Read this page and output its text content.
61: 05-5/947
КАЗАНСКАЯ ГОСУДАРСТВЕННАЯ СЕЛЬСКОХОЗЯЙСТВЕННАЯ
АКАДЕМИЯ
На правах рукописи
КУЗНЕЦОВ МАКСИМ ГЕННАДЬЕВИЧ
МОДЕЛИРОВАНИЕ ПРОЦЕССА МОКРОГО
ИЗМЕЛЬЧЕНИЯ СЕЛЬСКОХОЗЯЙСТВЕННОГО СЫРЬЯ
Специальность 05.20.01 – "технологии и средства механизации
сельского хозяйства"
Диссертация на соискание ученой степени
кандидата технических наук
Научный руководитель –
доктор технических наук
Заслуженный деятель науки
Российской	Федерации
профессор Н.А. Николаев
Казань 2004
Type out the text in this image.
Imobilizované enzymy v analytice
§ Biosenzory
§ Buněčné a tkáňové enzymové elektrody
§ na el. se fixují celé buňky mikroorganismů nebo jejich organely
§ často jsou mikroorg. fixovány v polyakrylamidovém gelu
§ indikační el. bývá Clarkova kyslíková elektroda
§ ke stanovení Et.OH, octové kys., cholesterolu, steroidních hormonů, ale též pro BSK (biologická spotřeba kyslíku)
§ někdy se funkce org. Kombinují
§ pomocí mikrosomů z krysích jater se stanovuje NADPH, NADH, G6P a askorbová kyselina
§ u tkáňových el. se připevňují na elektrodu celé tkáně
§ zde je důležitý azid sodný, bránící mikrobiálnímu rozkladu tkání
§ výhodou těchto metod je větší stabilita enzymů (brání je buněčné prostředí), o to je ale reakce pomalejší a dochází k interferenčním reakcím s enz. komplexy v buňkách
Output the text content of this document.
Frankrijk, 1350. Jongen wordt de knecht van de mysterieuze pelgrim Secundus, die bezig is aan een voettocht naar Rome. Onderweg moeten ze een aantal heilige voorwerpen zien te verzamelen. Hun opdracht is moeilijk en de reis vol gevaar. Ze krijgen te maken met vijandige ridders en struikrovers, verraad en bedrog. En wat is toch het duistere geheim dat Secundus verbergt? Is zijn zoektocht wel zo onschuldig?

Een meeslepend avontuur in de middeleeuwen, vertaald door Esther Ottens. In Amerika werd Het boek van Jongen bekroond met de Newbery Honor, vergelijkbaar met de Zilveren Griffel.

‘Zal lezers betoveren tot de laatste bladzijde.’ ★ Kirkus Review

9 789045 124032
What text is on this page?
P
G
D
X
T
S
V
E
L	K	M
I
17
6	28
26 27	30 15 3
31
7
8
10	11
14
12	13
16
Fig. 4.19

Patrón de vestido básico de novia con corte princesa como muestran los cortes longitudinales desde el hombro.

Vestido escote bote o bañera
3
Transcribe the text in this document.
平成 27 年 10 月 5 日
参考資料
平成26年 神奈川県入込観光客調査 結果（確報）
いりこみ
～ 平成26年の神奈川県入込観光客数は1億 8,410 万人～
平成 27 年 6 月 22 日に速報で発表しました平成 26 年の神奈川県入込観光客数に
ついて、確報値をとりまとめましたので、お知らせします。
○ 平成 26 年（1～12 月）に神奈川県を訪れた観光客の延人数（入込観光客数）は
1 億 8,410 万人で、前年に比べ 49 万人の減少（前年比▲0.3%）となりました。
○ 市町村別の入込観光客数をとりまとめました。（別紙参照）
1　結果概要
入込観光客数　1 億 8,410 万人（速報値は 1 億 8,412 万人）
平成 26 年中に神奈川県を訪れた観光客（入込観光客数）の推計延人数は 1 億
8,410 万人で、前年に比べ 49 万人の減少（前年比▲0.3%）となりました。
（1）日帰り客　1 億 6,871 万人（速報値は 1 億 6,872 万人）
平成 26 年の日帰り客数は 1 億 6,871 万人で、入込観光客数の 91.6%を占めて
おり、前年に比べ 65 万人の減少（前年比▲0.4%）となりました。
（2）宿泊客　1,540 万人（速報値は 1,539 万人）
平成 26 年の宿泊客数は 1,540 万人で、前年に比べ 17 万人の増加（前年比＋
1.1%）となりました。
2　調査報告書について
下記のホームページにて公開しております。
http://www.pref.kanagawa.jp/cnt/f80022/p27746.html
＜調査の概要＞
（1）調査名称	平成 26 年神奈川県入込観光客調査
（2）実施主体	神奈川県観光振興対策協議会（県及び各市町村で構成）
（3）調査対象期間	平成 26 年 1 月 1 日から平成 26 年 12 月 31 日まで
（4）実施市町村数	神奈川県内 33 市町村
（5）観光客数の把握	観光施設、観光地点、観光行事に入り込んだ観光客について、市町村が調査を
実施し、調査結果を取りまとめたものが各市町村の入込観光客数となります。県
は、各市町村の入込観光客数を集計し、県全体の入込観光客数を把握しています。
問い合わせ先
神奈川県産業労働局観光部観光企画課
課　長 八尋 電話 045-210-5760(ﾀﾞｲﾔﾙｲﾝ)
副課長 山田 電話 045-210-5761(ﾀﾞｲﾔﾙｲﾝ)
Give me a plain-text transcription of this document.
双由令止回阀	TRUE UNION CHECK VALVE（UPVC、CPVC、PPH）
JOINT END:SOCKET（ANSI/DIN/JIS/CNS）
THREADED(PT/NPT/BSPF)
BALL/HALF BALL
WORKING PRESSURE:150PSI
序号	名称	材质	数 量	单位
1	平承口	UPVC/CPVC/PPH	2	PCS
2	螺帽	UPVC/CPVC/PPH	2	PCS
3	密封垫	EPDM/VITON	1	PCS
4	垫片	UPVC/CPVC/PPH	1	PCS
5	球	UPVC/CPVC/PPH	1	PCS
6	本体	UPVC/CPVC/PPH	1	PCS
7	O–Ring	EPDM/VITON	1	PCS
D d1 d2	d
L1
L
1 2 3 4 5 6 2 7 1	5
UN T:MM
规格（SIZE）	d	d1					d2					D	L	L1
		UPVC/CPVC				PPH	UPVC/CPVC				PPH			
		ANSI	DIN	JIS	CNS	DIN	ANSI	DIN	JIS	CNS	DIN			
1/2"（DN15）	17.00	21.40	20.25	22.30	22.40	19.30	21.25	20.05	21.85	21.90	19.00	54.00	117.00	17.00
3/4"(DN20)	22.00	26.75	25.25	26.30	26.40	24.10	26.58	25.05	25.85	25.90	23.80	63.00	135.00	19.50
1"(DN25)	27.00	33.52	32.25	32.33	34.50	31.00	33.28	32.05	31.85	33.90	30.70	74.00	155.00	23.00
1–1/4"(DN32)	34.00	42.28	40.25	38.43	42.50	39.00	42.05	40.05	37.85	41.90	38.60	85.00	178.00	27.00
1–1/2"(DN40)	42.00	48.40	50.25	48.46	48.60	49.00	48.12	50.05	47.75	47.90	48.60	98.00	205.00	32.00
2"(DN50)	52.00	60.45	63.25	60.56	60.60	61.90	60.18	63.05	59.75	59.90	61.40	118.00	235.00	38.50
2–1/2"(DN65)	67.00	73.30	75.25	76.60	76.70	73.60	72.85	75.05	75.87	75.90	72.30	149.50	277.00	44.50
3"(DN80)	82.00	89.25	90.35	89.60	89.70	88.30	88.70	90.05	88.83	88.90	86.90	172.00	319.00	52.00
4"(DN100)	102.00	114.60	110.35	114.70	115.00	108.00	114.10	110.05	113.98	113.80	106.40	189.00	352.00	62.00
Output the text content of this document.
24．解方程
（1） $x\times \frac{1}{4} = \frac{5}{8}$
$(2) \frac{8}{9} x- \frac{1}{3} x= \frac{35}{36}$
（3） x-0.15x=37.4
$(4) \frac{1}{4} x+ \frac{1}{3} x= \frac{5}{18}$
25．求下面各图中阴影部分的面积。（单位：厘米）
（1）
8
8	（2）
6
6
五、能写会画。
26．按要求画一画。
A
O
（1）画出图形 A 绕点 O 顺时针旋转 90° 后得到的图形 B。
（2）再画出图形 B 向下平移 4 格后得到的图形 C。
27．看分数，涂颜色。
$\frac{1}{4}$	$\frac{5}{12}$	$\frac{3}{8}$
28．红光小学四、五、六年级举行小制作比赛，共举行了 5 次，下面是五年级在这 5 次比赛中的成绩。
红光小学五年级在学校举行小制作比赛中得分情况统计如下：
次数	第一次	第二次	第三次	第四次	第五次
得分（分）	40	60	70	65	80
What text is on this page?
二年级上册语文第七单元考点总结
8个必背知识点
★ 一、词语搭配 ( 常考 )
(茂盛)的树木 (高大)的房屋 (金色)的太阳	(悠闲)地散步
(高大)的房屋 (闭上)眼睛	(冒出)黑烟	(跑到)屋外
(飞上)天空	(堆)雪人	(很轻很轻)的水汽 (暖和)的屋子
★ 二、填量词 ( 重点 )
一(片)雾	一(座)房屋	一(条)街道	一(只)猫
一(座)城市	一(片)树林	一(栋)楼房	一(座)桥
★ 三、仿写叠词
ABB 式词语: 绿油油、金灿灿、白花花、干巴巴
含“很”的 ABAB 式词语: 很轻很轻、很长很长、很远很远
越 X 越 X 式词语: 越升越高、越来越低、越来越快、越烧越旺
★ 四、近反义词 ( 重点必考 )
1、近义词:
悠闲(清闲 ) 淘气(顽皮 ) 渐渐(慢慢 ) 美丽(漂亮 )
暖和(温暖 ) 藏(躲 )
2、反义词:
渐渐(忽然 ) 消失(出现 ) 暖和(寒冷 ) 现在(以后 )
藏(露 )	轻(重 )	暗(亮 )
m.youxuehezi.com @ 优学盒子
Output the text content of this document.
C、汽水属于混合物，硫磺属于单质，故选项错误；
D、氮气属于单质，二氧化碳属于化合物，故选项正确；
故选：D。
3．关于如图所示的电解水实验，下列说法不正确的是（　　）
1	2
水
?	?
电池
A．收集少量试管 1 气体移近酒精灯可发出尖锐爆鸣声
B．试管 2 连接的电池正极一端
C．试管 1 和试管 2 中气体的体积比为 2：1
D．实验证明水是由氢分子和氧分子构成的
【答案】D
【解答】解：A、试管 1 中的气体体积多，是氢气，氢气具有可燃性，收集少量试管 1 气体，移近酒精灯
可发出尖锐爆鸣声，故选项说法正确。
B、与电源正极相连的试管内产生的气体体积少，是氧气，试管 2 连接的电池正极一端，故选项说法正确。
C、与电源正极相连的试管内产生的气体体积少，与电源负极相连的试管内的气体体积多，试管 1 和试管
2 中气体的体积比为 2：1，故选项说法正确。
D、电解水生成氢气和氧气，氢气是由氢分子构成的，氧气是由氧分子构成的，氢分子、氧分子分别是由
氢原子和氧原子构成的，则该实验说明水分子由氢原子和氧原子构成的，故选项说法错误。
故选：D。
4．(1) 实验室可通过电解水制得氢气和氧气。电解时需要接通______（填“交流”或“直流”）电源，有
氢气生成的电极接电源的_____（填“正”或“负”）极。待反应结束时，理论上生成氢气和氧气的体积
•••••
* _The task_
Search the entries for the word "与电源正极相连的试管内产生的气体体积少" and copy every line that has it.

* _Task output_
B、与电源正极相连的试管内产生的气体体积少，是氧气，试管 2 连接的电池正极一端，故选项说法正确。
C、与电源正极相连的试管内产生的气体体积少，与电源负极相连的试管内的气体体积多，试管 1 和试管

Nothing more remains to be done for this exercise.